### Your instructions
Could you repeat the records below exactly, leaving out any pictures?

### Extracted data entries
● ● ●

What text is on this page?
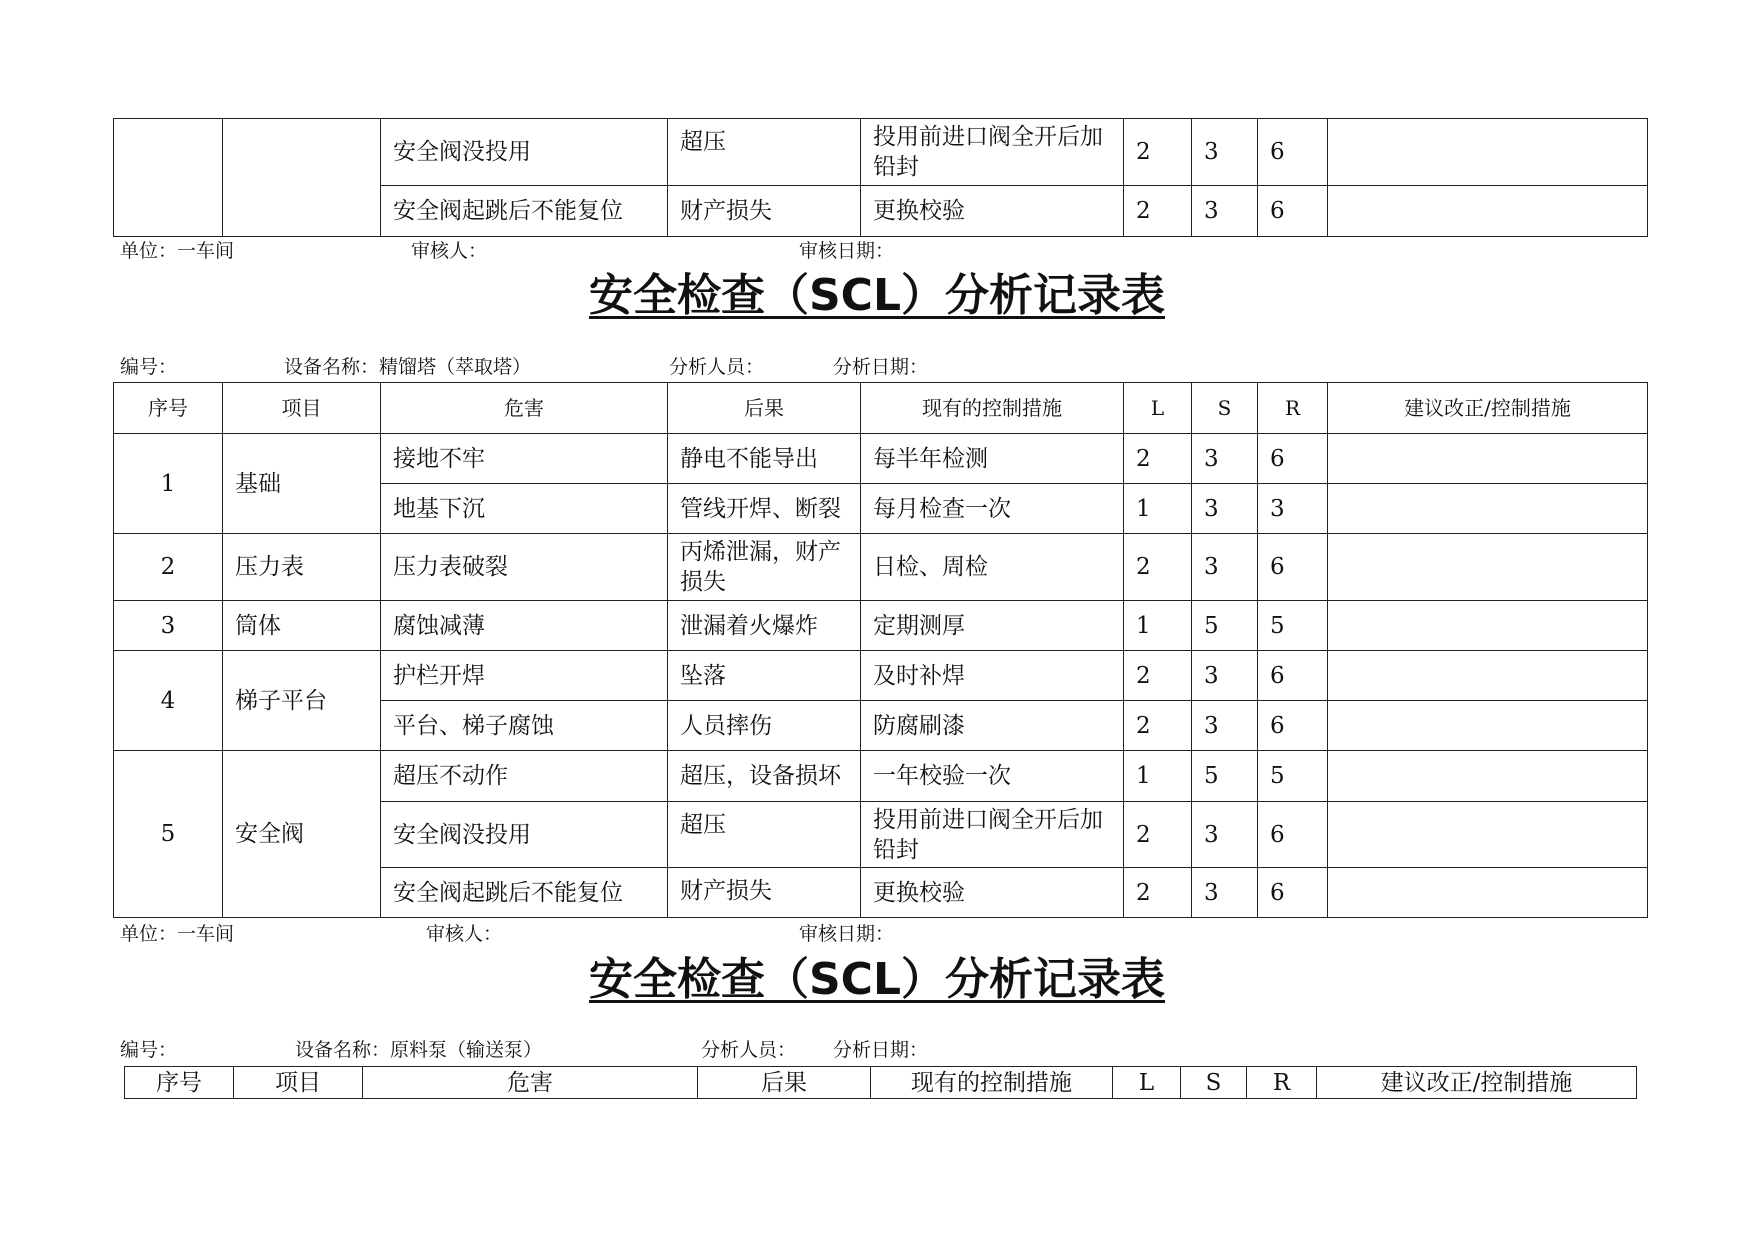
		安全阀没投用	超压	投用前进口阀全开后加铅封	2	3	6	
		安全阀起跳后不能复位	财产损失	更换校验	2	3	6	
单位：一车间	审核人：	审核日期：
安全检查（SCL）分析记录表
编号：	设备名称：精馏塔（萃取塔）	分析人员：	分析日期：
序号	项目	危害	后果	现有的控制措施	L	S	R	建议改正/控制措施
1	基础	接地不牢	静电不能导出	每半年检测	2	3	6	
		地基下沉	管线开焊、断裂	每月检查一次	1	3	3	
2	压力表	压力表破裂	丙烯泄漏，财产损失	日检、周检	2	3	6	
3	筒体	腐蚀减薄	泄漏着火爆炸	定期测厚	1	5	5	
4	梯子平台	护栏开焊	坠落	及时补焊	2	3	6	
		平台、梯子腐蚀	人员摔伤	防腐刷漆	2	3	6	
5	安全阀	超压不动作	超压，设备损坏	一年校验一次	1	5	5	
		安全阀没投用	超压	投用前进口阀全开后加铅封	2	3	6	
		安全阀起跳后不能复位	财产损失	更换校验	2	3	6	
单位：一车间	审核人：	审核日期：
安全检查（SCL）分析记录表
编号：	设备名称：原料泵（输送泵）	分析人员： 分析日期：
序号	项目	危害	后果	现有的控制措施	L	S	R	建议改正/控制措施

● ● ●

### Answer in full
What text is on this page?
		安全阀没投用	超压	投用前进口阀全开后加铅封	2	3	6	
		安全阀起跳后不能复位	财产损失	更换校验	2	3	6	
单位：一车间	审核人：	审核日期：
安全检查（SCL）分析记录表
编号：	设备名称：精馏塔（萃取塔）	分析人员：	分析日期：
序号	项目	危害	后果	现有的控制措施	L	S	R	建议改正/控制措施
1	基础	接地不牢	静电不能导出	每半年检测	2	3	6	
		地基下沉	管线开焊、断裂	每月检查一次	1	3	3	
2	压力表	压力表破裂	丙烯泄漏，财产损失	日检、周检	2	3	6	
3	筒体	腐蚀减薄	泄漏着火爆炸	定期测厚	1	5	5	
4	梯子平台	护栏开焊	坠落	及时补焊	2	3	6	
		平台、梯子腐蚀	人员摔伤	防腐刷漆	2	3	6	
5	安全阀	超压不动作	超压，设备损坏	一年校验一次	1	5	5	
		安全阀没投用	超压	投用前进口阀全开后加铅封	2	3	6	
		安全阀起跳后不能复位	财产损失	更换校验	2	3	6	
单位：一车间	审核人：	审核日期：
安全检查（SCL）分析记录表
编号：	设备名称：原料泵（输送泵）	分析人员： 分析日期：
序号	项目	危害	后果	现有的控制措施	L	S	R	建议改正/控制措施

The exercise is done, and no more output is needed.